▼
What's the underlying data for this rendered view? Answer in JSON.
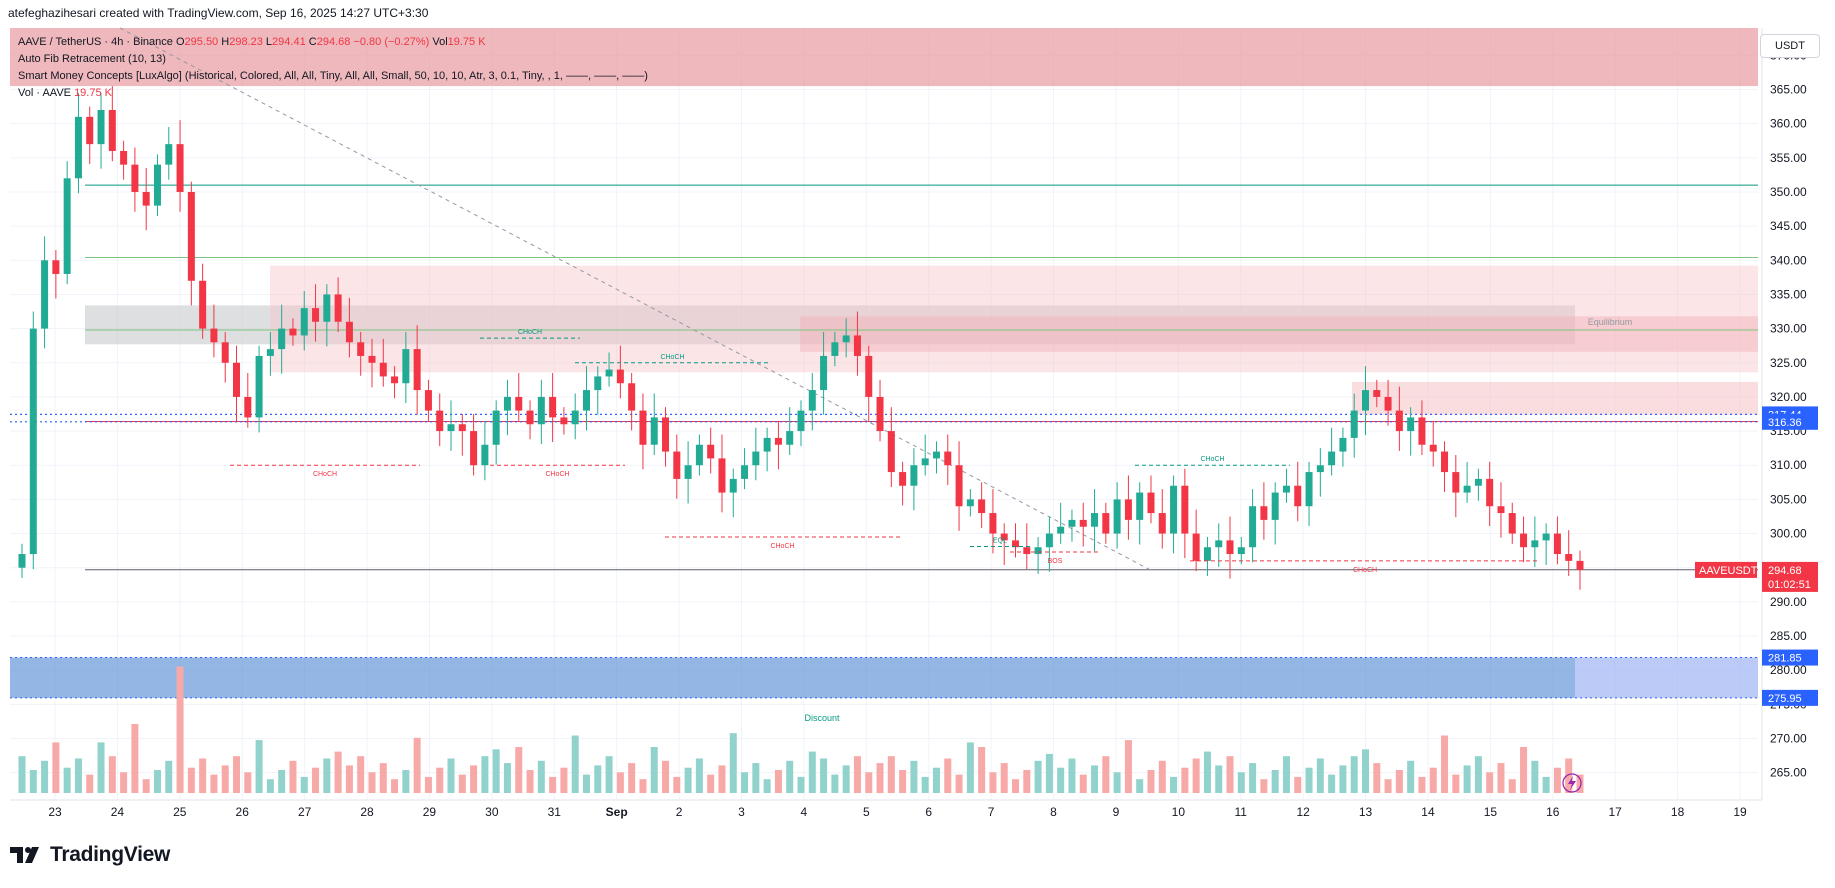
{
  "credit": "atefeghazihesari created with TradingView.com, Sep 16, 2025 14:27 UTC+3:30",
  "brand": "TradingView",
  "currency": "USDT",
  "legend": {
    "symbol": "AAVE / TetherUS · 4h · Binance",
    "o_label": "O",
    "o": "295.50",
    "h_label": "H",
    "h": "298.23",
    "l_label": "L",
    "l": "294.41",
    "c_label": "C",
    "c": "294.68",
    "change": "−0.80 (−0.27%)",
    "vol_label": "Vol",
    "vol": "19.75 K",
    "fib": "Auto Fib Retracement (10, 13)",
    "smc": "Smart Money Concepts [LuxAlgo] (Historical, Colored, All, All, Tiny, All, All, Small, 50, 10, 10, Atr, 3, 0.1, Tiny, , 1, ——, ——, ——)",
    "vol_line_label": "Vol · AAVE",
    "vol_line_value": "19.75 K"
  },
  "colors": {
    "up": "#22ab94",
    "down": "#f23645",
    "up_vol": "#92d2cc",
    "down_vol": "#f7a9a7",
    "grid": "#f0f3fa",
    "axis_text": "#131722",
    "blue_zone": "#5b8fd6",
    "blue_label": "#2962ff"
  },
  "chart_data": {
    "type": "candlestick",
    "symbol": "AAVEUSDT",
    "timeframe": "4h",
    "ylim": [
      261,
      374
    ],
    "y_ticks": [
      265,
      270,
      275,
      280,
      285,
      290,
      295,
      300,
      305,
      310,
      315,
      320,
      325,
      330,
      335,
      340,
      345,
      350,
      355,
      360,
      365,
      370
    ],
    "x_ticks": [
      "23",
      "24",
      "25",
      "26",
      "27",
      "28",
      "29",
      "30",
      "31",
      "Sep",
      "2",
      "3",
      "4",
      "5",
      "6",
      "7",
      "8",
      "9",
      "10",
      "11",
      "12",
      "13",
      "14",
      "15",
      "16",
      "17",
      "18",
      "19"
    ],
    "price_labels": [
      {
        "text": "317.44",
        "value": 317.44,
        "color": "#2962ff"
      },
      {
        "text": "316.36",
        "value": 316.36,
        "color": "#2962ff"
      },
      {
        "text": "281.85",
        "value": 281.85,
        "color": "#2962ff"
      },
      {
        "text": "275.95",
        "value": 275.95,
        "color": "#2962ff"
      }
    ],
    "last_price": {
      "symbol": "AAVEUSDT",
      "price": "294.68",
      "countdown": "01:02:51",
      "value": 294.68
    },
    "closes": [
      297,
      330,
      340,
      338,
      352,
      361,
      357,
      362,
      356,
      354,
      350,
      348,
      354,
      357,
      350,
      337,
      330,
      328,
      325,
      320,
      317,
      326,
      327,
      330,
      329,
      333,
      331,
      335,
      331,
      328,
      326,
      325,
      323,
      322,
      327,
      321,
      318,
      315,
      316,
      315,
      310,
      313,
      318,
      320,
      318,
      316,
      320,
      317,
      316,
      318,
      321,
      323,
      324,
      322,
      318,
      313,
      317,
      312,
      308,
      310,
      313,
      311,
      306,
      308,
      310,
      312,
      314,
      313,
      315,
      318,
      321,
      326,
      328,
      329,
      326,
      320,
      315,
      309,
      307,
      310,
      311,
      312,
      310,
      304,
      305,
      303,
      300,
      299,
      298,
      297,
      298,
      300,
      301,
      302,
      301,
      303,
      300,
      305,
      302,
      306,
      303,
      300,
      307,
      300,
      296,
      298,
      299,
      297,
      298,
      304,
      302,
      306,
      307,
      304,
      309,
      310,
      312,
      314,
      318,
      321,
      320,
      318,
      315,
      317,
      313,
      312,
      309,
      306,
      307,
      308,
      304,
      303,
      300,
      298,
      299,
      300,
      297,
      296,
      294.68
    ],
    "events": [
      {
        "text": "CHoCH",
        "price": 325,
        "color": "#089981"
      },
      {
        "text": "CHoCH",
        "price": 328.6,
        "color": "#089981"
      },
      {
        "text": "CHoCH",
        "price": 310,
        "color": "#f23645"
      },
      {
        "text": "CHoCH",
        "price": 310,
        "color": "#f23645"
      },
      {
        "text": "CHoCH",
        "price": 299.5,
        "color": "#f23645"
      },
      {
        "text": "EQL",
        "price": 298.1,
        "color": "#089981"
      },
      {
        "text": "BOS",
        "price": 297.3,
        "color": "#f23645"
      },
      {
        "text": "CHoCH",
        "price": 310,
        "color": "#089981"
      },
      {
        "text": "CHoCH",
        "price": 296,
        "color": "#f23645"
      }
    ],
    "zones": {
      "equilibrium_label": "Equilibrium",
      "discount_label": "Discount",
      "premium_top": 374,
      "premium_bottom": 365.5,
      "equilibrium_top": 333.4,
      "equilibrium_bottom": 327.7,
      "discount_top": 281.85,
      "discount_bottom": 275.95
    }
  }
}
▲
* GIVEN EXERCISE: From the entries above, collect every line with the string "symbol" in it.

* RESULT OF THE EXERCISE:
    "symbol": "AAVE / TetherUS · 4h · Binance",
    "symbol": "AAVEUSDT",
      "symbol": "AAVEUSDT",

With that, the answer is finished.